# WHAT THE TASK REQUIRES
Copy out all of the material exactly as presented.

# SUPPLIED RECORDS
# # #

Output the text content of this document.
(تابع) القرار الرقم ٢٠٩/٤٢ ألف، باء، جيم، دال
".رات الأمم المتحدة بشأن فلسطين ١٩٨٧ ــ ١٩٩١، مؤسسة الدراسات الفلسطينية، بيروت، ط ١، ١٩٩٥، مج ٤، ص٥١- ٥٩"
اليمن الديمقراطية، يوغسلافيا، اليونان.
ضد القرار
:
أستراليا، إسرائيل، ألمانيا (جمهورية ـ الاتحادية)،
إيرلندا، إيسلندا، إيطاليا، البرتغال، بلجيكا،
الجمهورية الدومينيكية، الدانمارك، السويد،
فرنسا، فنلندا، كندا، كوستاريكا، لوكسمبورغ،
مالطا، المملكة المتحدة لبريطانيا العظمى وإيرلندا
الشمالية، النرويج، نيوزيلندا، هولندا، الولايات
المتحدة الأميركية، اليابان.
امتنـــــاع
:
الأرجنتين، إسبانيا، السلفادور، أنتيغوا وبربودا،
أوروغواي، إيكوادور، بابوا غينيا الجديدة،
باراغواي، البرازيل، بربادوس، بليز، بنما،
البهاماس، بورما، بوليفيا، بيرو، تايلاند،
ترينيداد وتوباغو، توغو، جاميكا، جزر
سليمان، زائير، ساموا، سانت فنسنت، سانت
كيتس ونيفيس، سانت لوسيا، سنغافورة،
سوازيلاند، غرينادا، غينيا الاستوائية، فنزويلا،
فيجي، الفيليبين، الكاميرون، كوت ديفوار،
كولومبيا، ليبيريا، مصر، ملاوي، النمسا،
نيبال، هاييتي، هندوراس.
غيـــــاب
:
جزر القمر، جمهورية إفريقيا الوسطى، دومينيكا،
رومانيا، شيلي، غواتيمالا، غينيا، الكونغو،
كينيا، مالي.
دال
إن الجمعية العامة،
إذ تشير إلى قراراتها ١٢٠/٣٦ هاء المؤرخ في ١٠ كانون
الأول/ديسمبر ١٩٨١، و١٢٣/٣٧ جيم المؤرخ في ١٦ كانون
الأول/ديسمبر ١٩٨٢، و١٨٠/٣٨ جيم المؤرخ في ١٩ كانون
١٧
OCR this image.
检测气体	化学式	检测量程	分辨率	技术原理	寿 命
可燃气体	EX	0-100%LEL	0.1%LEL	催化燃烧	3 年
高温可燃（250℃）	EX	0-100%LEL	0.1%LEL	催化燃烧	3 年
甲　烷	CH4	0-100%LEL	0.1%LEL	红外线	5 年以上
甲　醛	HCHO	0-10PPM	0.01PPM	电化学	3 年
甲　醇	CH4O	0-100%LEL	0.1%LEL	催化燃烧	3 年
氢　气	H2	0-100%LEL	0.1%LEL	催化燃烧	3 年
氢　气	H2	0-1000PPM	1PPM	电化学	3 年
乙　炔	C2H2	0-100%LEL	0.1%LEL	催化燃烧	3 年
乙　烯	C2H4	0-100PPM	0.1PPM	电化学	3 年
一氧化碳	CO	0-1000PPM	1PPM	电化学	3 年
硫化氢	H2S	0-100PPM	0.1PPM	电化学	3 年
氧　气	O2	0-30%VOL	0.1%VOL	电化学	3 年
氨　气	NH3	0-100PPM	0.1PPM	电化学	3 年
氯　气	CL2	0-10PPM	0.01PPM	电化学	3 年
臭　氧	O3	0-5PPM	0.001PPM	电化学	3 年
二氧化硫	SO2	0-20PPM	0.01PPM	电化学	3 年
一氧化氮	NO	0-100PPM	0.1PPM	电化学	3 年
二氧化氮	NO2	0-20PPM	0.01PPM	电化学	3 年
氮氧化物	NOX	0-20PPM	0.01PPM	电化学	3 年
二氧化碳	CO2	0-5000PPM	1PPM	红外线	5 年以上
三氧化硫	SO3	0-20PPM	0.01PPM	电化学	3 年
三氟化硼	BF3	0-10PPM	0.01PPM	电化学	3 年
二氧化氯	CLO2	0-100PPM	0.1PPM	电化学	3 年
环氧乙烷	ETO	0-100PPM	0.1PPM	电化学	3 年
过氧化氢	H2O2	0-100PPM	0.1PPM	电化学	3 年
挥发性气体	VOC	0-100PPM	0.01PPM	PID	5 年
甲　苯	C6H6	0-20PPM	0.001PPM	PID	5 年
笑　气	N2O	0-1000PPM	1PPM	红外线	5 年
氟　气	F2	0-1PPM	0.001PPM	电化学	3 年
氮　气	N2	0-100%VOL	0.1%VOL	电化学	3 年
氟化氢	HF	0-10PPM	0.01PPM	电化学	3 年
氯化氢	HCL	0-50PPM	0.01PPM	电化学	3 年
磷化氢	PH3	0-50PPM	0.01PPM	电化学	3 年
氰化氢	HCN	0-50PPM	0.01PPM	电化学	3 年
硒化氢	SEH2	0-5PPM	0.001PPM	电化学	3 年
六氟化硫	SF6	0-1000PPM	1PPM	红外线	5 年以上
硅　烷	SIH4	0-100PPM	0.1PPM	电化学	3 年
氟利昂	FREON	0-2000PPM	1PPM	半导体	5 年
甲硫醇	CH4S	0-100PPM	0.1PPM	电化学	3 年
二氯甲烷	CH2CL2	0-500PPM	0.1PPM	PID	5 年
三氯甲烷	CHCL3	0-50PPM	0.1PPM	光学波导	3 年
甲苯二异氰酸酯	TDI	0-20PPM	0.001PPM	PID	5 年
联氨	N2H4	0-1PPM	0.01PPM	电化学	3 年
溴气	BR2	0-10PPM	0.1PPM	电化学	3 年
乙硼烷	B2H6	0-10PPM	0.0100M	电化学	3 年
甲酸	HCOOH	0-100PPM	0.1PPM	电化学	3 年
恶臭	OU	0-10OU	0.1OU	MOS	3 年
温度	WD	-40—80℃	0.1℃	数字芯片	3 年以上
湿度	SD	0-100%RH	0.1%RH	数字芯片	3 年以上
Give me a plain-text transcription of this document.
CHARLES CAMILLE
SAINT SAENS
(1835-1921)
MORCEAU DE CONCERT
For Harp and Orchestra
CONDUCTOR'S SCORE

# # #

# TASK RESULT
Output the text content of this document.
(تابع) القرار الرقم ٢٠٩/٤٢ ألف، باء، جيم، دال
".رات الأمم المتحدة بشأن فلسطين ١٩٨٧ ــ ١٩٩١، مؤسسة الدراسات الفلسطينية، بيروت، ط ١، ١٩٩٥، مج ٤، ص٥١- ٥٩"
اليمن الديمقراطية، يوغسلافيا، اليونان.
ضد القرار
:
أستراليا، إسرائيل، ألمانيا (جمهورية ـ الاتحادية)،
إيرلندا، إيسلندا، إيطاليا، البرتغال، بلجيكا،
الجمهورية الدومينيكية، الدانمارك، السويد،
فرنسا، فنلندا، كندا، كوستاريكا، لوكسمبورغ،
مالطا، المملكة المتحدة لبريطانيا العظمى وإيرلندا
الشمالية، النرويج، نيوزيلندا، هولندا، الولايات
المتحدة الأميركية، اليابان.
امتنـــــاع
:
الأرجنتين، إسبانيا، السلفادور، أنتيغوا وبربودا،
أوروغواي، إيكوادور، بابوا غينيا الجديدة،
باراغواي، البرازيل، بربادوس، بليز، بنما،
البهاماس، بورما، بوليفيا، بيرو، تايلاند،
ترينيداد وتوباغو، توغو، جاميكا، جزر
سليمان، زائير، ساموا، سانت فنسنت، سانت
كيتس ونيفيس، سانت لوسيا، سنغافورة،
سوازيلاند، غرينادا، غينيا الاستوائية، فنزويلا،
فيجي، الفيليبين، الكاميرون، كوت ديفوار،
كولومبيا، ليبيريا، مصر، ملاوي، النمسا،
نيبال، هاييتي، هندوراس.
غيـــــاب
:
جزر القمر، جمهورية إفريقيا الوسطى، دومينيكا،
رومانيا، شيلي، غواتيمالا، غينيا، الكونغو،
كينيا، مالي.
دال
إن الجمعية العامة،
إذ تشير إلى قراراتها ١٢٠/٣٦ هاء المؤرخ في ١٠ كانون
الأول/ديسمبر ١٩٨١، و١٢٣/٣٧ جيم المؤرخ في ١٦ كانون
الأول/ديسمبر ١٩٨٢، و١٨٠/٣٨ جيم المؤرخ في ١٩ كانون
١٧
OCR this image.
检测气体	化学式	检测量程	分辨率	技术原理	寿 命
可燃气体	EX	0-100%LEL	0.1%LEL	催化燃烧	3 年
高温可燃（250℃）	EX	0-100%LEL	0.1%LEL	催化燃烧	3 年
甲　烷	CH4	0-100%LEL	0.1%LEL	红外线	5 年以上
甲　醛	HCHO	0-10PPM	0.01PPM	电化学	3 年
甲　醇	CH4O	0-100%LEL	0.1%LEL	催化燃烧	3 年
氢　气	H2	0-100%LEL	0.1%LEL	催化燃烧	3 年
氢　气	H2	0-1000PPM	1PPM	电化学	3 年
乙　炔	C2H2	0-100%LEL	0.1%LEL	催化燃烧	3 年
乙　烯	C2H4	0-100PPM	0.1PPM	电化学	3 年
一氧化碳	CO	0-1000PPM	1PPM	电化学	3 年
硫化氢	H2S	0-100PPM	0.1PPM	电化学	3 年
氧　气	O2	0-30%VOL	0.1%VOL	电化学	3 年
氨　气	NH3	0-100PPM	0.1PPM	电化学	3 年
氯　气	CL2	0-10PPM	0.01PPM	电化学	3 年
臭　氧	O3	0-5PPM	0.001PPM	电化学	3 年
二氧化硫	SO2	0-20PPM	0.01PPM	电化学	3 年
一氧化氮	NO	0-100PPM	0.1PPM	电化学	3 年
二氧化氮	NO2	0-20PPM	0.01PPM	电化学	3 年
氮氧化物	NOX	0-20PPM	0.01PPM	电化学	3 年
二氧化碳	CO2	0-5000PPM	1PPM	红外线	5 年以上
三氧化硫	SO3	0-20PPM	0.01PPM	电化学	3 年
三氟化硼	BF3	0-10PPM	0.01PPM	电化学	3 年
二氧化氯	CLO2	0-100PPM	0.1PPM	电化学	3 年
环氧乙烷	ETO	0-100PPM	0.1PPM	电化学	3 年
过氧化氢	H2O2	0-100PPM	0.1PPM	电化学	3 年
挥发性气体	VOC	0-100PPM	0.01PPM	PID	5 年
甲　苯	C6H6	0-20PPM	0.001PPM	PID	5 年
笑　气	N2O	0-1000PPM	1PPM	红外线	5 年
氟　气	F2	0-1PPM	0.001PPM	电化学	3 年
氮　气	N2	0-100%VOL	0.1%VOL	电化学	3 年
氟化氢	HF	0-10PPM	0.01PPM	电化学	3 年
氯化氢	HCL	0-50PPM	0.01PPM	电化学	3 年
磷化氢	PH3	0-50PPM	0.01PPM	电化学	3 年
氰化氢	HCN	0-50PPM	0.01PPM	电化学	3 年
硒化氢	SEH2	0-5PPM	0.001PPM	电化学	3 年
六氟化硫	SF6	0-1000PPM	1PPM	红外线	5 年以上
硅　烷	SIH4	0-100PPM	0.1PPM	电化学	3 年
氟利昂	FREON	0-2000PPM	1PPM	半导体	5 年
甲硫醇	CH4S	0-100PPM	0.1PPM	电化学	3 年
二氯甲烷	CH2CL2	0-500PPM	0.1PPM	PID	5 年
三氯甲烷	CHCL3	0-50PPM	0.1PPM	光学波导	3 年
甲苯二异氰酸酯	TDI	0-20PPM	0.001PPM	PID	5 年
联氨	N2H4	0-1PPM	0.01PPM	电化学	3 年
溴气	BR2	0-10PPM	0.1PPM	电化学	3 年
乙硼烷	B2H6	0-10PPM	0.0100M	电化学	3 年
甲酸	HCOOH	0-100PPM	0.1PPM	电化学	3 年
恶臭	OU	0-10OU	0.1OU	MOS	3 年
温度	WD	-40—80℃	0.1℃	数字芯片	3 年以上
湿度	SD	0-100%RH	0.1%RH	数字芯片	3 年以上
Give me a plain-text transcription of this document.
CHARLES CAMILLE
SAINT SAENS
(1835-1921)
MORCEAU DE CONCERT
For Harp and Orchestra
CONDUCTOR'S SCORE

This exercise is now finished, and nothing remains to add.